Short task
Print the data that follows exactly.

(Collection entries)

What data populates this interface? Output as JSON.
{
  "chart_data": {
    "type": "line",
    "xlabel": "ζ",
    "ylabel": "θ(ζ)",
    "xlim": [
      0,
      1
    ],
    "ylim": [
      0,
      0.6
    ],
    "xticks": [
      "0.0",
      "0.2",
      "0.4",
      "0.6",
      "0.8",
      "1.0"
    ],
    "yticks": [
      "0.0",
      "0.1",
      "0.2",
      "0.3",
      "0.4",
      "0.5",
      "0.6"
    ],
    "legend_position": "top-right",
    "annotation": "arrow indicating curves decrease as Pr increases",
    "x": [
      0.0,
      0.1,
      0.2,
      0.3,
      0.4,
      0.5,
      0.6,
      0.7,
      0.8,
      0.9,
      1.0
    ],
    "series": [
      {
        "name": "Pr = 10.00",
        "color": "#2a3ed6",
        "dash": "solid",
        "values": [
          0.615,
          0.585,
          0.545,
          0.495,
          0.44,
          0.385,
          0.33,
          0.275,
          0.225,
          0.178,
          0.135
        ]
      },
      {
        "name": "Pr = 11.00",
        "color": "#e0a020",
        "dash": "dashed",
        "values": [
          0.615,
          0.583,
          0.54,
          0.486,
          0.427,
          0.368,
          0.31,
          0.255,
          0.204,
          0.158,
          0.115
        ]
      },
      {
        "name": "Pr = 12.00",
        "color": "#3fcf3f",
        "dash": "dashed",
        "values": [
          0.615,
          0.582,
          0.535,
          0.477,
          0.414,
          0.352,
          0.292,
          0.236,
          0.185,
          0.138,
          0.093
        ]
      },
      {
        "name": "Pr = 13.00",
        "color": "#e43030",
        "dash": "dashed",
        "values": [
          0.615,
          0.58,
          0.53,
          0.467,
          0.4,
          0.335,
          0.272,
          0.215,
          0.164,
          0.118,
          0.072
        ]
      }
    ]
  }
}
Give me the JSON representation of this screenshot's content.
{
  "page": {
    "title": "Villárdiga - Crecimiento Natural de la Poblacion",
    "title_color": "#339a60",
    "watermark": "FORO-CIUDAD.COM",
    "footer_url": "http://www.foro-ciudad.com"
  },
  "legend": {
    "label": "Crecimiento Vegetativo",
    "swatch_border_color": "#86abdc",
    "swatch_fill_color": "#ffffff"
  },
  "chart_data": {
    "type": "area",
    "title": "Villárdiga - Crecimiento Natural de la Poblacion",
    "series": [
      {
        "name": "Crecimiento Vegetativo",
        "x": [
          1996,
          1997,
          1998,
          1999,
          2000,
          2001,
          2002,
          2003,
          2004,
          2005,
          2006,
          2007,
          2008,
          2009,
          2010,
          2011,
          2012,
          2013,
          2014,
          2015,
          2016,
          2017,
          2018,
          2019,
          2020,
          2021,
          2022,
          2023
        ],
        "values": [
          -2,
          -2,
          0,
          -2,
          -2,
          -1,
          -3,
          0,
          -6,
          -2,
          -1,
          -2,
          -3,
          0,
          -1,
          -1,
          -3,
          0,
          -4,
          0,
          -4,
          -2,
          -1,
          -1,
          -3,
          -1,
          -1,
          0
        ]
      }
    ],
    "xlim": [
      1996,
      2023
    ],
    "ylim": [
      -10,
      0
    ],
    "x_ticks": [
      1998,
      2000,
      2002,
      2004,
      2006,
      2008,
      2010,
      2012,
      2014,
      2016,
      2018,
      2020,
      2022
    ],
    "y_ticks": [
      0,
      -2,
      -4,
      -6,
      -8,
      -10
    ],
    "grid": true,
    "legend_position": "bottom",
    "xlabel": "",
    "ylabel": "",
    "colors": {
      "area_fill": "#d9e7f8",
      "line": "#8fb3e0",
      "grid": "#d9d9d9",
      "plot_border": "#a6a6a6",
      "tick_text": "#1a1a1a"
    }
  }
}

Full output
What data populates this interface? Output as JSON.
{
  "chart_data": {
    "type": "line",
    "xlabel": "ζ",
    "ylabel": "θ(ζ)",
    "xlim": [
      0,
      1
    ],
    "ylim": [
      0,
      0.6
    ],
    "xticks": [
      "0.0",
      "0.2",
      "0.4",
      "0.6",
      "0.8",
      "1.0"
    ],
    "yticks": [
      "0.0",
      "0.1",
      "0.2",
      "0.3",
      "0.4",
      "0.5",
      "0.6"
    ],
    "legend_position": "top-right",
    "annotation": "arrow indicating curves decrease as Pr increases",
    "x": [
      0.0,
      0.1,
      0.2,
      0.3,
      0.4,
      0.5,
      0.6,
      0.7,
      0.8,
      0.9,
      1.0
    ],
    "series": [
      {
        "name": "Pr = 10.00",
        "color": "#2a3ed6",
        "dash": "solid",
        "values": [
          0.615,
          0.585,
          0.545,
          0.495,
          0.44,
          0.385,
          0.33,
          0.275,
          0.225,
          0.178,
          0.135
        ]
      },
      {
        "name": "Pr = 11.00",
        "color": "#e0a020",
        "dash": "dashed",
        "values": [
          0.615,
          0.583,
          0.54,
          0.486,
          0.427,
          0.368,
          0.31,
          0.255,
          0.204,
          0.158,
          0.115
        ]
      },
      {
        "name": "Pr = 12.00",
        "color": "#3fcf3f",
        "dash": "dashed",
        "values": [
          0.615,
          0.582,
          0.535,
          0.477,
          0.414,
          0.352,
          0.292,
          0.236,
          0.185,
          0.138,
          0.093
        ]
      },
      {
        "name": "Pr = 13.00",
        "color": "#e43030",
        "dash": "dashed",
        "values": [
          0.615,
          0.58,
          0.53,
          0.467,
          0.4,
          0.335,
          0.272,
          0.215,
          0.164,
          0.118,
          0.072
        ]
      }
    ]
  }
}
Give me the JSON representation of this screenshot's content.
{
  "page": {
    "title": "Villárdiga - Crecimiento Natural de la Poblacion",
    "title_color": "#339a60",
    "watermark": "FORO-CIUDAD.COM",
    "footer_url": "http://www.foro-ciudad.com"
  },
  "legend": {
    "label": "Crecimiento Vegetativo",
    "swatch_border_color": "#86abdc",
    "swatch_fill_color": "#ffffff"
  },
  "chart_data": {
    "type": "area",
    "title": "Villárdiga - Crecimiento Natural de la Poblacion",
    "series": [
      {
        "name": "Crecimiento Vegetativo",
        "x": [
          1996,
          1997,
          1998,
          1999,
          2000,
          2001,
          2002,
          2003,
          2004,
          2005,
          2006,
          2007,
          2008,
          2009,
          2010,
          2011,
          2012,
          2013,
          2014,
          2015,
          2016,
          2017,
          2018,
          2019,
          2020,
          2021,
          2022,
          2023
        ],
        "values": [
          -2,
          -2,
          0,
          -2,
          -2,
          -1,
          -3,
          0,
          -6,
          -2,
          -1,
          -2,
          -3,
          0,
          -1,
          -1,
          -3,
          0,
          -4,
          0,
          -4,
          -2,
          -1,
          -1,
          -3,
          -1,
          -1,
          0
        ]
      }
    ],
    "xlim": [
      1996,
      2023
    ],
    "ylim": [
      -10,
      0
    ],
    "x_ticks": [
      1998,
      2000,
      2002,
      2004,
      2006,
      2008,
      2010,
      2012,
      2014,
      2016,
      2018,
      2020,
      2022
    ],
    "y_ticks": [
      0,
      -2,
      -4,
      -6,
      -8,
      -10
    ],
    "grid": true,
    "legend_position": "bottom",
    "xlabel": "",
    "ylabel": "",
    "colors": {
      "area_fill": "#d9e7f8",
      "line": "#8fb3e0",
      "grid": "#d9d9d9",
      "plot_border": "#a6a6a6",
      "tick_text": "#1a1a1a"
    }
  }
}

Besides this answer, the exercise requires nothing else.